Request: Using the entries that follow, count the lines containing the word "upon" and give that number by itself.

**** Provided entries

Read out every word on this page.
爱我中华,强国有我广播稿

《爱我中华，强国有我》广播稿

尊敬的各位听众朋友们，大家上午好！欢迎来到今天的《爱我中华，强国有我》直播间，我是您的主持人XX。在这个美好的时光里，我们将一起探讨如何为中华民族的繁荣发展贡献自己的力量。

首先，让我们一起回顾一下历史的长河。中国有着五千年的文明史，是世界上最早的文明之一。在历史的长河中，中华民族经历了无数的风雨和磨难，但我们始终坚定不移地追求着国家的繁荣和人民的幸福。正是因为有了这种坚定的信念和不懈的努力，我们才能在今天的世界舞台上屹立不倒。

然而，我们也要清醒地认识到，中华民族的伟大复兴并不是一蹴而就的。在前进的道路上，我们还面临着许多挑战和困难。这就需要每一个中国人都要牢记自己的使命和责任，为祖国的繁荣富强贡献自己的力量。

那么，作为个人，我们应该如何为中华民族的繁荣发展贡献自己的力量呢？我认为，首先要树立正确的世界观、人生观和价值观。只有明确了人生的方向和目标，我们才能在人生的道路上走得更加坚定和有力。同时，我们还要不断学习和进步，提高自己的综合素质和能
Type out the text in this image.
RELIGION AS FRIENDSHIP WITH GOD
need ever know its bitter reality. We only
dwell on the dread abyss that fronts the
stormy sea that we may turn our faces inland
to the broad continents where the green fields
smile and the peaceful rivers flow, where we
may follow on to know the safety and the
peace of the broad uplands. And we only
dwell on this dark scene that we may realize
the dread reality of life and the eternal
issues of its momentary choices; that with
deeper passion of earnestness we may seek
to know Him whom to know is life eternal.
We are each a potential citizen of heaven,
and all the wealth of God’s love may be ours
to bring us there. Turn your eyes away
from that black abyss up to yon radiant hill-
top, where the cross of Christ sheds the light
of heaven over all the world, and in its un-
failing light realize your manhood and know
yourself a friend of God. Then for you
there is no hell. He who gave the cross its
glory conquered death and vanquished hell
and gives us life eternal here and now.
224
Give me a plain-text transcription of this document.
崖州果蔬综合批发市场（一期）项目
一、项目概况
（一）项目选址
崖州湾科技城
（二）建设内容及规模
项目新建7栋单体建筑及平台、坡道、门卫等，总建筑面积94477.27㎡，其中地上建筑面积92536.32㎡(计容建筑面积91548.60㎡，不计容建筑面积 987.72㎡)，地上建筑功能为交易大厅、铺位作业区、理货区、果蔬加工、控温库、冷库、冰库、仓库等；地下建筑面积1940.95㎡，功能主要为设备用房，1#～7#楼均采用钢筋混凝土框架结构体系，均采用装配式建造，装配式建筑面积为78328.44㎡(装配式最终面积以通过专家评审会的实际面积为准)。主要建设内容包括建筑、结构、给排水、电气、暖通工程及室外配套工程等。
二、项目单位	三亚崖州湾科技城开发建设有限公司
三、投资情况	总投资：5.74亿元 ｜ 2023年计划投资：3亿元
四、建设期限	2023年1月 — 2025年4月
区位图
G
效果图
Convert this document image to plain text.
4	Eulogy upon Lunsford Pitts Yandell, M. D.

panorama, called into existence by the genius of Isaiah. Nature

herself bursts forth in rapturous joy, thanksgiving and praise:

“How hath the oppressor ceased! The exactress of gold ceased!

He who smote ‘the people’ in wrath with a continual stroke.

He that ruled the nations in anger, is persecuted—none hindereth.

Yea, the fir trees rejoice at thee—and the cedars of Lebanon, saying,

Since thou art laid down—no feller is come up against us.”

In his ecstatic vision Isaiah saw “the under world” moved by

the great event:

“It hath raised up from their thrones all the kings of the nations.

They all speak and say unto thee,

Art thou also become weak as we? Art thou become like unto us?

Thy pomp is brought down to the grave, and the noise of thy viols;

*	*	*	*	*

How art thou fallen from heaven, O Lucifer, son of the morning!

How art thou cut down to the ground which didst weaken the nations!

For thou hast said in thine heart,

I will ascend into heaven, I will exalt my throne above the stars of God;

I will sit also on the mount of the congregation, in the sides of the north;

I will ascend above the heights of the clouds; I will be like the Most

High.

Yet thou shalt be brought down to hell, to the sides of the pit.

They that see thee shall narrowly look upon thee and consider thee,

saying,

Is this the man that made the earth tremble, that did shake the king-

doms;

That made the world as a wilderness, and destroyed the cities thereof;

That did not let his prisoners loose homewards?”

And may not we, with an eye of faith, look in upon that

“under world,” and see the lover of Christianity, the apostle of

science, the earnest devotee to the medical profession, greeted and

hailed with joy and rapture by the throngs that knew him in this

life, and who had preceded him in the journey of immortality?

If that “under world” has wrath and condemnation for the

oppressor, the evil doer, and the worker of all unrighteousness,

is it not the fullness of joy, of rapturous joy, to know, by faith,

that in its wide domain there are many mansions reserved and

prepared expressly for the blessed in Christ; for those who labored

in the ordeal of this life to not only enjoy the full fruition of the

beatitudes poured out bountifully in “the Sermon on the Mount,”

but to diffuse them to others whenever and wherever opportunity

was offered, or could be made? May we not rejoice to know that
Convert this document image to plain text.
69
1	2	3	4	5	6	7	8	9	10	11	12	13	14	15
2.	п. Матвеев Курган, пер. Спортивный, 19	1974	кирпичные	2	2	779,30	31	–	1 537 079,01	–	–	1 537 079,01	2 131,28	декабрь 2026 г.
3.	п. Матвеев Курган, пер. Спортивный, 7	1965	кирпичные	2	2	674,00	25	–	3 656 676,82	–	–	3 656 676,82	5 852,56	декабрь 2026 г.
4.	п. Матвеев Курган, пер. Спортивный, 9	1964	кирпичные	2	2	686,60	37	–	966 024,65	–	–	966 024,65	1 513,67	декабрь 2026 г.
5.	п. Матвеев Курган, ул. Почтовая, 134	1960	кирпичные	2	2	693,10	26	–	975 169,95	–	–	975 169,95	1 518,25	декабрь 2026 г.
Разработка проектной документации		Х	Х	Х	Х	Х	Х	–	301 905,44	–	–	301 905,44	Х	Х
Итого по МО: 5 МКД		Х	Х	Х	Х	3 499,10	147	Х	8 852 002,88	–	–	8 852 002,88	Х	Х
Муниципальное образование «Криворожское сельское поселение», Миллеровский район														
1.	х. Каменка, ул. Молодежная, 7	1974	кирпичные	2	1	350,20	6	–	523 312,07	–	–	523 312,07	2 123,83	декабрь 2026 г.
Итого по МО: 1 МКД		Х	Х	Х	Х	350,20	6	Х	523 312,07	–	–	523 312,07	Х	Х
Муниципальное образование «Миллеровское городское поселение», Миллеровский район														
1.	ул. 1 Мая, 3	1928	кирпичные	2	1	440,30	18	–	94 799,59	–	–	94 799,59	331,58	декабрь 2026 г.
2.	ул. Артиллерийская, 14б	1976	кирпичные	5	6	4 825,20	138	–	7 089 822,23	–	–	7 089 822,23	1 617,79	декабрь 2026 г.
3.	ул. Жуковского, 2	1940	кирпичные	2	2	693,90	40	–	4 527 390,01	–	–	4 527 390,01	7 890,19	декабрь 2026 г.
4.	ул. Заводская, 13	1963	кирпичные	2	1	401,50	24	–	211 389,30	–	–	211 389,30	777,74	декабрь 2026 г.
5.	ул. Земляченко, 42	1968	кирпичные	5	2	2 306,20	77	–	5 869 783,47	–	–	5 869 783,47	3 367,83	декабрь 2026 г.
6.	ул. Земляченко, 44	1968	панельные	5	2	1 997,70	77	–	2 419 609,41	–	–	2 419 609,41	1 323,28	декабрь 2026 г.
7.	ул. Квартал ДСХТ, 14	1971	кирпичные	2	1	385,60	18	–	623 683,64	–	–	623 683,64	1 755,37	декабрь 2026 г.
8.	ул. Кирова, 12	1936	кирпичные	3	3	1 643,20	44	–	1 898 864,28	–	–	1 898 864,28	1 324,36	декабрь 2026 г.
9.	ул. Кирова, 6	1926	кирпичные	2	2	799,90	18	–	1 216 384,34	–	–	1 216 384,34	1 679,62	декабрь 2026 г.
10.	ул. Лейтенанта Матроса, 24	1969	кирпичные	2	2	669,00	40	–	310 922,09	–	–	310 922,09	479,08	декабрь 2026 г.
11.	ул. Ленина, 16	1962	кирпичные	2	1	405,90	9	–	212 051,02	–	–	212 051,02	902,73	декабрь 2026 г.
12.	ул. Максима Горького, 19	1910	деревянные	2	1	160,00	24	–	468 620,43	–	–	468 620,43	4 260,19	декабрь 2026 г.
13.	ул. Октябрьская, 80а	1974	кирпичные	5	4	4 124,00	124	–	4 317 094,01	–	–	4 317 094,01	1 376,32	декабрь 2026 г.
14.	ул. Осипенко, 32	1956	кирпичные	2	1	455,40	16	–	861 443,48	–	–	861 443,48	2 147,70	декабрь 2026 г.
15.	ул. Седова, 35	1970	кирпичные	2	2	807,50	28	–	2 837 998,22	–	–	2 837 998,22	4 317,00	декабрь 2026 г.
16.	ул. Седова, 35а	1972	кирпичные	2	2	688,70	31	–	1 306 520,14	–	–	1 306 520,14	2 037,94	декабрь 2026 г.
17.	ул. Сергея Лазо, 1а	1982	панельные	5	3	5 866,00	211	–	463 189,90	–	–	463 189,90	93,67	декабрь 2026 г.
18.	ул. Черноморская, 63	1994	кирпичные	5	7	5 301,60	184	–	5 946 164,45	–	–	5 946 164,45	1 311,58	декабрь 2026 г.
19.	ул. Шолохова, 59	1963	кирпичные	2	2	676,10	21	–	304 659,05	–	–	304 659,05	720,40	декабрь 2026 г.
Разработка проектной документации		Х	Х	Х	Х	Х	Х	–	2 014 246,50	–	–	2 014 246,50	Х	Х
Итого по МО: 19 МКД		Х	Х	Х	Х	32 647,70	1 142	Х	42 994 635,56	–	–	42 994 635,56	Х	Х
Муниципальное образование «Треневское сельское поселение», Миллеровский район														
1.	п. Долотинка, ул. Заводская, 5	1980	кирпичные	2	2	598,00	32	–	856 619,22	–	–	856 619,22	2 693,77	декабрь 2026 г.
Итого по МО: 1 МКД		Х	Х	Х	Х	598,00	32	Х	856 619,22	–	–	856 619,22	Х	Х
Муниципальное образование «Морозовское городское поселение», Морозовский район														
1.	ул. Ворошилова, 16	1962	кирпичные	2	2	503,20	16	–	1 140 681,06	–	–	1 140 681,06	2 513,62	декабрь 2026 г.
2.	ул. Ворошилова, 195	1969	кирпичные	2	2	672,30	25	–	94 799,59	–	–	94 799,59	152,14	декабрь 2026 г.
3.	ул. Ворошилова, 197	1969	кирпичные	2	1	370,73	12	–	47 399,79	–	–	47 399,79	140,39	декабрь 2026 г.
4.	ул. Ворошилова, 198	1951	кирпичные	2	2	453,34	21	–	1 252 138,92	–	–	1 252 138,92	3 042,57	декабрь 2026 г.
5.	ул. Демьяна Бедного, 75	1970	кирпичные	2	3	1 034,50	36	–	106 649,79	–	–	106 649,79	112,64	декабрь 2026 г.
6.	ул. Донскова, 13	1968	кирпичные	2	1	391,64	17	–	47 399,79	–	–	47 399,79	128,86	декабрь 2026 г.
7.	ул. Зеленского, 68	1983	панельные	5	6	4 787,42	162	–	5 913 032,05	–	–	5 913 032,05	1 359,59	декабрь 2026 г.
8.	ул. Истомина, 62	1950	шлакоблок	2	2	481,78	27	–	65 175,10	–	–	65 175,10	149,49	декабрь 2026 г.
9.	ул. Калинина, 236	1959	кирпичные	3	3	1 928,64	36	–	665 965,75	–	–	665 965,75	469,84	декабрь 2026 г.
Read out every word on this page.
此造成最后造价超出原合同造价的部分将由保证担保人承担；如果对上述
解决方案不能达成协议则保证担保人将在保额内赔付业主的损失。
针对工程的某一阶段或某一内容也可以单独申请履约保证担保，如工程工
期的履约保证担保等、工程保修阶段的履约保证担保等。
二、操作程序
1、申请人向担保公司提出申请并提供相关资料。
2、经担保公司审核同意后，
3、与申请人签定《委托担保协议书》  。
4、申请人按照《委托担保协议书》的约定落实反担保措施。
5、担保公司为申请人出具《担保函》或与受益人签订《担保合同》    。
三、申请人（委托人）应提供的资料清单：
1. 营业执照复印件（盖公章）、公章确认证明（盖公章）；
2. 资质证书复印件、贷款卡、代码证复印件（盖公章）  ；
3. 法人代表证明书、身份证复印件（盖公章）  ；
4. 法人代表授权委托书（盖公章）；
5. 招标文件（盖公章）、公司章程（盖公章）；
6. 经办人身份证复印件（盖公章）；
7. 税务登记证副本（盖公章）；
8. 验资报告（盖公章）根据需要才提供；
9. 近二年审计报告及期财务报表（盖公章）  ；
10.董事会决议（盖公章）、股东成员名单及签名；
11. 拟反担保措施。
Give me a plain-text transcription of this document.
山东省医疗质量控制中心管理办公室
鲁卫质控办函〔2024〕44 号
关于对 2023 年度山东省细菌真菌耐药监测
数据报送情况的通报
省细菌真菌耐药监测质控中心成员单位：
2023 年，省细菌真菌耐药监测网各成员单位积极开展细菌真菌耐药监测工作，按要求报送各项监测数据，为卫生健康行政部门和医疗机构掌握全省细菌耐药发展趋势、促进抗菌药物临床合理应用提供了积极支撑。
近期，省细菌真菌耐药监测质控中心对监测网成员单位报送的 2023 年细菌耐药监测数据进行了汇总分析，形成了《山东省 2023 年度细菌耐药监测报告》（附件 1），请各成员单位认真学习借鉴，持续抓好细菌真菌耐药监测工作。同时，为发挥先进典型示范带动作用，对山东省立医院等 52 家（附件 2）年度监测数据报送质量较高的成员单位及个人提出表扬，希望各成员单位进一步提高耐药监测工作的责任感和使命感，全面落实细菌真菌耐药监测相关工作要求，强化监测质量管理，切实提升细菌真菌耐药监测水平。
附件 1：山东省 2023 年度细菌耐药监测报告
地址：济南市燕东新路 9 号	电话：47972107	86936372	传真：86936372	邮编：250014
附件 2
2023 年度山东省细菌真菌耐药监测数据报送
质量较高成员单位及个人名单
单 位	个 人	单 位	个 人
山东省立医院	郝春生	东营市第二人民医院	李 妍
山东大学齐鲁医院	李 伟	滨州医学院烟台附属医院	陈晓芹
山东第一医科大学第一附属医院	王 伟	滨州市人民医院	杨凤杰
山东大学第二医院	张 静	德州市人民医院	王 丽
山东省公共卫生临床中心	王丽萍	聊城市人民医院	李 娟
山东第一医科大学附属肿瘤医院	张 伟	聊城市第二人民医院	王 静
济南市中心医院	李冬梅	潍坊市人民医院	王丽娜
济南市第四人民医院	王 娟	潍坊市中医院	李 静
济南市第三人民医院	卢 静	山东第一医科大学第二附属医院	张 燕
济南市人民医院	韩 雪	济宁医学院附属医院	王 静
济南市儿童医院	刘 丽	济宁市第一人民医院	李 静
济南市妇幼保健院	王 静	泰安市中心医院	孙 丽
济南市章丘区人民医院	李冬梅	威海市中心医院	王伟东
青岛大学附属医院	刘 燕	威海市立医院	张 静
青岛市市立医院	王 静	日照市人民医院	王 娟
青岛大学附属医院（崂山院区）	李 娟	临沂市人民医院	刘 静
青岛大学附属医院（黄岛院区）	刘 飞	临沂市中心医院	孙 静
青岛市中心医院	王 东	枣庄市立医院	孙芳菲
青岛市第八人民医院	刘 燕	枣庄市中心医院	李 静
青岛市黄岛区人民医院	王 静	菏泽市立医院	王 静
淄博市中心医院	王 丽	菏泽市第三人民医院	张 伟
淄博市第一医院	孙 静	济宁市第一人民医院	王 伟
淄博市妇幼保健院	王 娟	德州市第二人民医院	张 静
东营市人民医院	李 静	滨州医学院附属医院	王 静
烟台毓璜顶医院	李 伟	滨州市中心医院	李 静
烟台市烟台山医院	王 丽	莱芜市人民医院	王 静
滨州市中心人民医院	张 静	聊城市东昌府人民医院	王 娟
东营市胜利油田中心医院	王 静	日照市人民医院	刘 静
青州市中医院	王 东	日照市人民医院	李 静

********

Answer to the task: 3